## Given problem
Every line that holds "content" should be shown.

[Data entries for graphics]
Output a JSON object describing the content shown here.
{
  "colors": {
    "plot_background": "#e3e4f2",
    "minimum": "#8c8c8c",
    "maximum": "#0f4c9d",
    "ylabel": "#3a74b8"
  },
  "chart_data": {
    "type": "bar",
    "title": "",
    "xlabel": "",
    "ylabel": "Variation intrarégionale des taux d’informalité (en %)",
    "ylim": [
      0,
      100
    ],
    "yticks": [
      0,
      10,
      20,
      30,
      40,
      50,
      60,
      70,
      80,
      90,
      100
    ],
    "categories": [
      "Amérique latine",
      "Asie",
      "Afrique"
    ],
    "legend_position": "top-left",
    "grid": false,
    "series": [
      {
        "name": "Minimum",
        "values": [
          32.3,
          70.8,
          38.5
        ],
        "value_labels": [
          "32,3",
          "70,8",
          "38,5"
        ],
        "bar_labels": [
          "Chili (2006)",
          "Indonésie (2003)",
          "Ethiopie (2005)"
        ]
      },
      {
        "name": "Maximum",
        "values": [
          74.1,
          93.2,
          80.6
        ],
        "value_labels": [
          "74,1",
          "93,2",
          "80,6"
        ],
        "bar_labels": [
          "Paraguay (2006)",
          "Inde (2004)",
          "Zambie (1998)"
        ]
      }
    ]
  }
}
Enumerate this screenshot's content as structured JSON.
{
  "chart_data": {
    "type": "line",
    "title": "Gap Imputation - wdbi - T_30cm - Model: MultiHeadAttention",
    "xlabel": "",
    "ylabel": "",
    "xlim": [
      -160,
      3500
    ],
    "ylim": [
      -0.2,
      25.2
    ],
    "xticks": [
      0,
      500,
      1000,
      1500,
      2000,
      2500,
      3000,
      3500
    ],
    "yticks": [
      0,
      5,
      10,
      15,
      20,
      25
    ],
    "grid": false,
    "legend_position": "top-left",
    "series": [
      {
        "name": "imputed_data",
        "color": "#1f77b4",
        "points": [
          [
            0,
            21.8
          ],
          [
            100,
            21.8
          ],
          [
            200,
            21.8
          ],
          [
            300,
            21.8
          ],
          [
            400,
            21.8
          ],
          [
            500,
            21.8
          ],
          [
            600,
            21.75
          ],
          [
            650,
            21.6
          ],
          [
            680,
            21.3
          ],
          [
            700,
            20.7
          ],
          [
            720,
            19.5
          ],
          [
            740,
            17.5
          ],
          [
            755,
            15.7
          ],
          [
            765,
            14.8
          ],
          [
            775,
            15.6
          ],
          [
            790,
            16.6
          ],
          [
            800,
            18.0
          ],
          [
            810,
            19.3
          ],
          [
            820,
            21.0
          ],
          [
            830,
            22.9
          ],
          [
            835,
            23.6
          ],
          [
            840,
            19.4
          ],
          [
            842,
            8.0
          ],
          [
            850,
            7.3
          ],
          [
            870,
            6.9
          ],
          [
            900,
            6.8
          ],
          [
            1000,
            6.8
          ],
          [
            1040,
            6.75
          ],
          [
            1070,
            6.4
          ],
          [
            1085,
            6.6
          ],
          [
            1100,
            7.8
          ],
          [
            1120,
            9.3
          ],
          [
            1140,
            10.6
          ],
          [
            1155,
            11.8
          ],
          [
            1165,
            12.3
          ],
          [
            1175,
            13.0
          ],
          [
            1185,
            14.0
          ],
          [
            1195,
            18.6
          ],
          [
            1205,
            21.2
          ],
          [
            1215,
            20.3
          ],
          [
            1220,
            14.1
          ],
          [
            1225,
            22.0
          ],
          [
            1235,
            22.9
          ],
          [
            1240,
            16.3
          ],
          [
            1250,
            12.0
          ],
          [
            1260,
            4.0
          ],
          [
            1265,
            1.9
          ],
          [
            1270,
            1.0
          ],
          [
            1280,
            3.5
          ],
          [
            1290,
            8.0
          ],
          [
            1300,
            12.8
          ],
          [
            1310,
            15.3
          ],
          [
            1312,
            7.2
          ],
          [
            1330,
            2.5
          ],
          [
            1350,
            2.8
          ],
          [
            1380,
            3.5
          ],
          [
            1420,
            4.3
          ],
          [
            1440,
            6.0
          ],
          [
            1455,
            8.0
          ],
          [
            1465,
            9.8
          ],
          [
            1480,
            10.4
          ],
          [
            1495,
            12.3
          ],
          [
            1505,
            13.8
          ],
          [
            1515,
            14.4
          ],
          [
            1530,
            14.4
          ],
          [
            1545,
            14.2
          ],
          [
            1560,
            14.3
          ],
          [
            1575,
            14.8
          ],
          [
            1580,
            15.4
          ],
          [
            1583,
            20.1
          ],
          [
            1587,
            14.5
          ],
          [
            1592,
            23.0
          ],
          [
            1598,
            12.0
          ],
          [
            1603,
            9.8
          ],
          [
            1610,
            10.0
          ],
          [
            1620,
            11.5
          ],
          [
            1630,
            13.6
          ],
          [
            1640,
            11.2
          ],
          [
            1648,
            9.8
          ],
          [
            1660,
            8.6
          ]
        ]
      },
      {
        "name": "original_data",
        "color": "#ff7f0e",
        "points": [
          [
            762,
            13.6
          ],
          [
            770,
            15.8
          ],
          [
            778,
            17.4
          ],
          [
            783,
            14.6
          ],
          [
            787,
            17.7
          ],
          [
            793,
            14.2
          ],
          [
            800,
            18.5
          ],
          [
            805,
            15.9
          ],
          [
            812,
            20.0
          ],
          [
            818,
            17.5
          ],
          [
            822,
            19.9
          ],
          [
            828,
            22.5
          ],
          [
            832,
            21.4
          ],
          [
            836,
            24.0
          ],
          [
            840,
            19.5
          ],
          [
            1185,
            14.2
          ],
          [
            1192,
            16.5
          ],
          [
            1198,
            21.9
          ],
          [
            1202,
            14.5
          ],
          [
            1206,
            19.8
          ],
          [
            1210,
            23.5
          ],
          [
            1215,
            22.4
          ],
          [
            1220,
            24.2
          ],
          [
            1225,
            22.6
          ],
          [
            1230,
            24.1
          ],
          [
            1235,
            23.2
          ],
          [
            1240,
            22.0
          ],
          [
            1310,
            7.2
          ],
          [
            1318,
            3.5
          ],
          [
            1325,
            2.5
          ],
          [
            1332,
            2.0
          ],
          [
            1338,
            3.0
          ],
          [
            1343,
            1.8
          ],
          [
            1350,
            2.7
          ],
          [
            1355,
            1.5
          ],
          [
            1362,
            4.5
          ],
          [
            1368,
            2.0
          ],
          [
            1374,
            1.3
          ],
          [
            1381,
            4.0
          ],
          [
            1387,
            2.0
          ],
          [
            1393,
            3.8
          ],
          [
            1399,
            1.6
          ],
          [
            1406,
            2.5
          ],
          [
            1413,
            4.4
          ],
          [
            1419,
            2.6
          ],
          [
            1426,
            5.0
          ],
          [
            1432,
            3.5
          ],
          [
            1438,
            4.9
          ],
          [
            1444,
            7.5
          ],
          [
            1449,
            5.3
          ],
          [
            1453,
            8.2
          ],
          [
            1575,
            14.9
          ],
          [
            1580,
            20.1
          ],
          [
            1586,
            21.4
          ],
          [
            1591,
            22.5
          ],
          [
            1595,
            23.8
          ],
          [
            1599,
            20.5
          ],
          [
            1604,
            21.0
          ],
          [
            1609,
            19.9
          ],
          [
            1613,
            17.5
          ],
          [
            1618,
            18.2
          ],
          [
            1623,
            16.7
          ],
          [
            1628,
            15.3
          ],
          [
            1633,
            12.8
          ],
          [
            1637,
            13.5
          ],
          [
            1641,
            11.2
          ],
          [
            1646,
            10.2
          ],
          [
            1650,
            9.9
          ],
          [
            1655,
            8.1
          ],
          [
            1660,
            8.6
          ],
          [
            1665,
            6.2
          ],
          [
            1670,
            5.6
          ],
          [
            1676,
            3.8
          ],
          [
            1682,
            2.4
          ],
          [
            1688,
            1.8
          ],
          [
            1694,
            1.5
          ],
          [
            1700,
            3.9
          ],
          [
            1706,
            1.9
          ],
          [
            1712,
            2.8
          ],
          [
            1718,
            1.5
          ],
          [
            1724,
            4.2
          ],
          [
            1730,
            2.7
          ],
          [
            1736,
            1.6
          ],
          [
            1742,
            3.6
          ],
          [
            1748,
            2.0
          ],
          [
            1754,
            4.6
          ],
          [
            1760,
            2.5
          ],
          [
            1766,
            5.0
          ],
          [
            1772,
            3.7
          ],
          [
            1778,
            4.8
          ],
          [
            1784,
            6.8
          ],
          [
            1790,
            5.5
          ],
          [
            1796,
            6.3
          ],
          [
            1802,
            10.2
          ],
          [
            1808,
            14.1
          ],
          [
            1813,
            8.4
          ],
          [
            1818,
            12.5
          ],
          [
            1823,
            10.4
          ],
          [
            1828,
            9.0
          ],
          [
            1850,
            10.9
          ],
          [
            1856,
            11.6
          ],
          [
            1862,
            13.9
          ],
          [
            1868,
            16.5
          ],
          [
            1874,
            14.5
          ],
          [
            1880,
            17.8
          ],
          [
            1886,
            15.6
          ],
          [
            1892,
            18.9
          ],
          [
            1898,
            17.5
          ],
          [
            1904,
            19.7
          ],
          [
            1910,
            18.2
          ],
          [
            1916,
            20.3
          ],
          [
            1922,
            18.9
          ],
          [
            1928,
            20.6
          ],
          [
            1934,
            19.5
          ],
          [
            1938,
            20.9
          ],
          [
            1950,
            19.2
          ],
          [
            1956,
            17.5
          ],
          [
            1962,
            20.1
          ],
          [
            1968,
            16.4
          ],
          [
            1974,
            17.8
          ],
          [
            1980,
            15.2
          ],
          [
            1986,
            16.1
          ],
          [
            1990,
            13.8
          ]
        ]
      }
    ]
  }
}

## Output for this exercise
Output a JSON object describing the content shown here.
Enumerate this screenshot's content as structured JSON.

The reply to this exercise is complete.